[START SUPPLIED DATA]
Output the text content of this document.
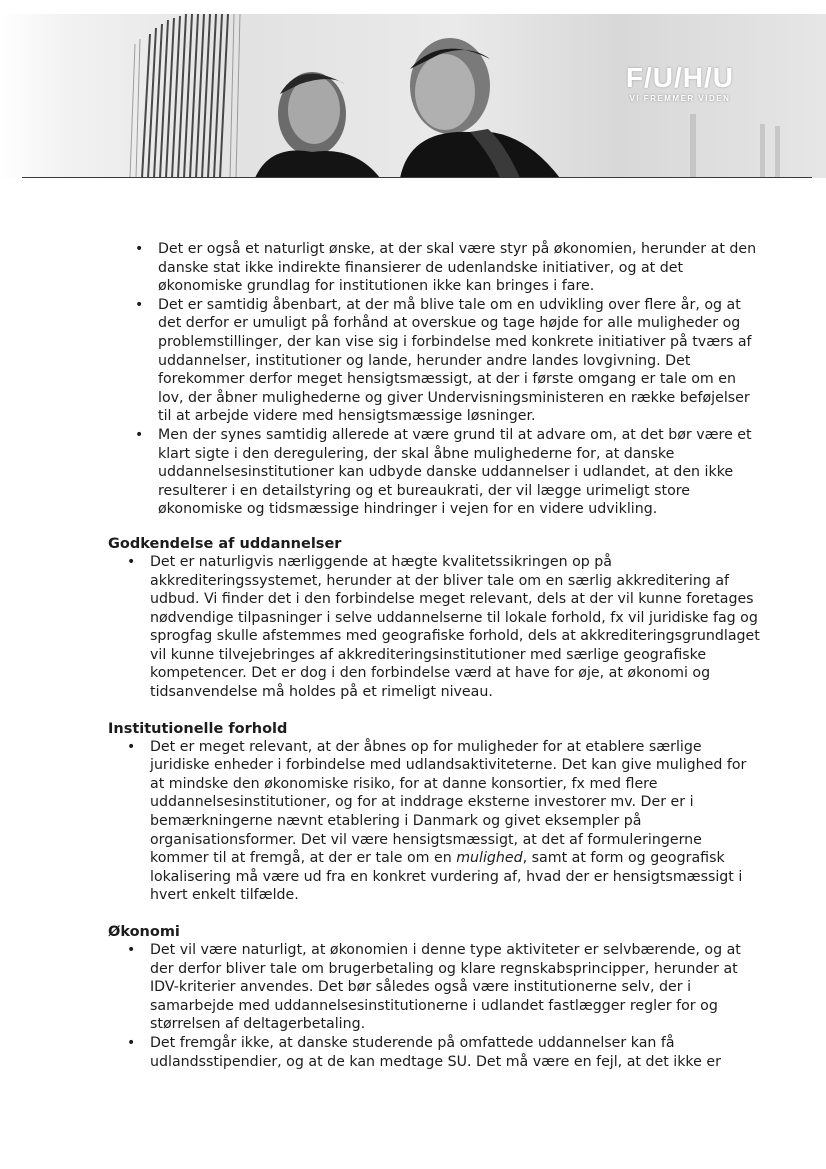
F/U/H/U
VI FREMMER VIDEN
• Det er også et naturligt ønske, at der skal være styr på økonomien, herunder at den danske stat ikke indirekte finansierer de udenlandske initiativer, og at det økonomiske grundlag for institutionen ikke kan bringes i fare.
• Det er samtidig åbenbart, at der må blive tale om en udvikling over flere år, og at det derfor er umuligt på forhånd at overskue og tage højde for alle muligheder og problemstillinger, der kan vise sig i forbindelse med konkrete initiativer på tværs af uddannelser, institutioner og lande, herunder andre landes lovgivning. Det forekommer derfor meget hensigtsmæssigt, at der i første omgang er tale om en lov, der åbner mulighederne og giver Undervisningsministeren en række beføjelser til at arbejde videre med hensigtsmæssige løsninger.
• Men der synes samtidig allerede at være grund til at advare om, at det bør være et klart sigte i den deregulering, der skal åbne mulighederne for, at danske uddannelsesinstitutioner kan udbyde danske uddannelser i udlandet, at den ikke resulterer i en detailstyring og et bureaukrati, der vil lægge urimeligt store økonomiske og tidsmæssige hindringer i vejen for en videre udvikling.
Godkendelse af uddannelser
• Det er naturligvis nærliggende at hægte kvalitetssikringen op på akkrediteringssystemet, herunder at der bliver tale om en særlig akkreditering af udbud. Vi finder det i den forbindelse meget relevant, dels at der vil kunne foretages nødvendige tilpasninger i selve uddannelserne til lokale forhold, fx vil juridiske fag og sprogfag skulle afstemmes med geografiske forhold, dels at akkrediteringsgrundlaget vil kunne tilvejebringes af akkrediteringsinstitutioner med særlige geografiske kompetencer. Det er dog i den forbindelse værd at have for øje, at økonomi og tidsanvendelse må holdes på et rimeligt niveau.
Institutionelle forhold
• Det er meget relevant, at der åbnes op for muligheder for at etablere særlige juridiske enheder i forbindelse med udlandsaktiviteterne. Det kan give mulighed for at mindske den økonomiske risiko, for at danne konsortier, fx med flere uddannelsesinstitutioner, og for at inddrage eksterne investorer mv. Der er i bemærkningerne nævnt etablering i Danmark og givet eksempler på organisationsformer. Det vil være hensigtsmæssigt, at det af formuleringerne kommer til at fremgå, at der er tale om en mulighed, samt at form og geografisk lokalisering må være ud fra en konkret vurdering af, hvad der er hensigtsmæssigt i hvert enkelt tilfælde.
Økonomi
• Det vil være naturligt, at økonomien i denne type aktiviteter er selvbærende, og at der derfor bliver tale om brugerbetaling og klare regnskabsprincipper, herunder at IDV-kriterier anvendes. Det bør således også være institutionerne selv, der i samarbejde med uddannelsesinstitutionerne i udlandet fastlægger regler for og størrelsen af deltagerbetaling.
• Det fremgår ikke, at danske studerende på omfattede uddannelser kan få udlandsstipendier, og at de kan medtage SU. Det må være en fejl, at det ikke er
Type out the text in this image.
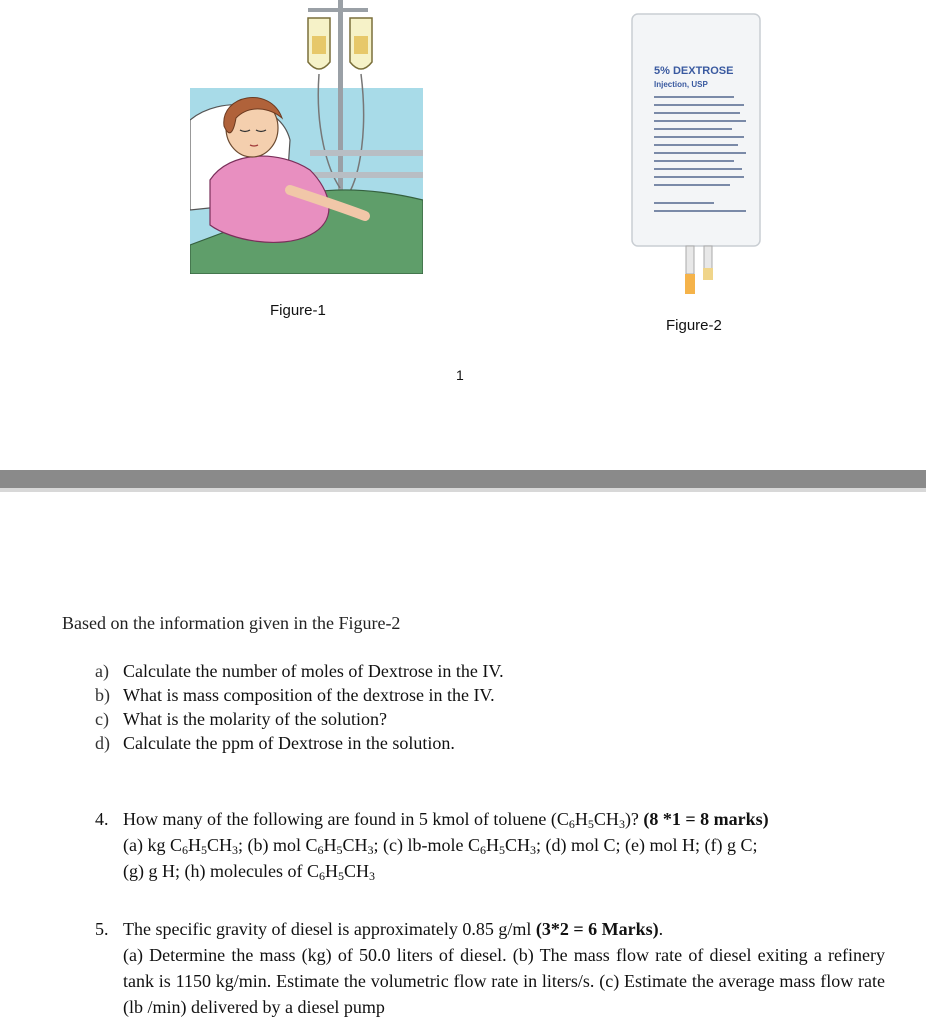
5% DEXTROSE
Injection, USP
Figure-1
Figure-2
1
Based on the information given in the Figure-2
a) Calculate the number of moles of Dextrose in the IV.
b) What is mass composition of the dextrose in the IV.
c) What is the molarity of the solution?
d) Calculate the ppm of Dextrose in the solution.
4. How many of the following are found in 5 kmol of toluene $(C_6H_5CH_3)$? (8 *1 = 8 marks)
(a) kg $C_6H_5CH_3$; (b) mol $C_6H_5CH_3$; (c) lb-mole $C_6H_5CH_3$; (d) mol C; (e) mol H; (f) g C;
(g) g H; (h) molecules of $C_6H_5CH_3$
5. The specific gravity of diesel is approximately 0.85 g/ml (3*2 = 6 Marks).
(a) Determine the mass (kg) of 50.0 liters of diesel. (b) The mass flow rate of diesel exiting a refinery tank is 1150 kg/min. Estimate the volumetric flow rate in liters/s. (c) Estimate the average mass flow rate (lb /min) delivered by a diesel pump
[END SUPPLIED DATA]
[THE REQUEST] Determine how many lines of the data contain the word "naturligt", and reply with that number only.

[COMPLETED TASK] 2